■ **Excerpt**:
= Concrete frame =

Type of building frame

A concrete frame, also known as a concrete skeleton, is a structure composed of interconnected beams, columns, and slabs that is used to support larger structures. Due to the low cost of producing them, concrete frames are often used when building damns, bridges, and buildings. Reinforced concrete frame structures are commonly used when making concrete frames, as steel rebar's stronger tensile strength makes up for concretes tensile weakness.

== Concept ==
Connected by rigid joints, reinforced concrete frames consist of beams and columns. With the beams and columns cast in a single operation to act in unison, reinforced concrete frames provide resistance to lateral loads and gravity due to the bends in the beams and columns. Common subtypes of this frame include: Nonductile reinforced concrete frames with or without infill walls, ductile reinforced concrete frames with or without infill walls, and nonductile reinforced concrete frames with reinforced infill walls.

■ **Supplied data**:
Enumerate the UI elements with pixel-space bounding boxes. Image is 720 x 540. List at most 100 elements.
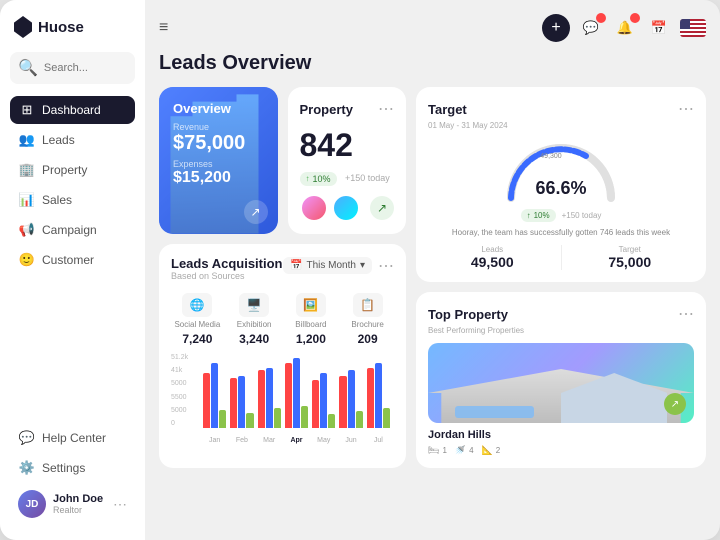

■ **List of tasks**:
1. Copy from the concrete frame text, starting with "A concrete frame, also" and going on through "concretes tensile weakness.".
2. Name every common subtype of reinforced concrete frame that the concrete frame text lists.
3. For each statement, say whether it agrees with the concrete frame text, and quote the words that decide it:
(a) A concrete frame is also called a concrete skeleton.
(b) The beams and columns of reinforced concrete frames are cast in separate operations.
(c) Reinforced concrete frames are connected by flexible joints.
The data above is separate from the concrete frame text.

■ **Expected responses**:
1.
A concrete frame, also known as a concrete skeleton, is a structure composed of interconnected beams, columns, and slabs that is used to support larger structures. Due to the low cost of producing them, concrete frames are often used when building damns, bridges, and buildings. Reinforced concrete frame structures are commonly used when making concrete frames, as steel rebar's stronger tensile strength makes up for concretes tensile weakness.

2.
- Nonductile reinforced concrete frames with or without infill walls
- Ductile reinforced concrete frames with or without infill walls
- Nonductile reinforced concrete frames with reinforced infill walls

3.
(a) Yes: "also known as a concrete skeleton"
(b) No: "With the beams and columns cast in a single operation to act in unison"
(c) No: "Connected by rigid joints"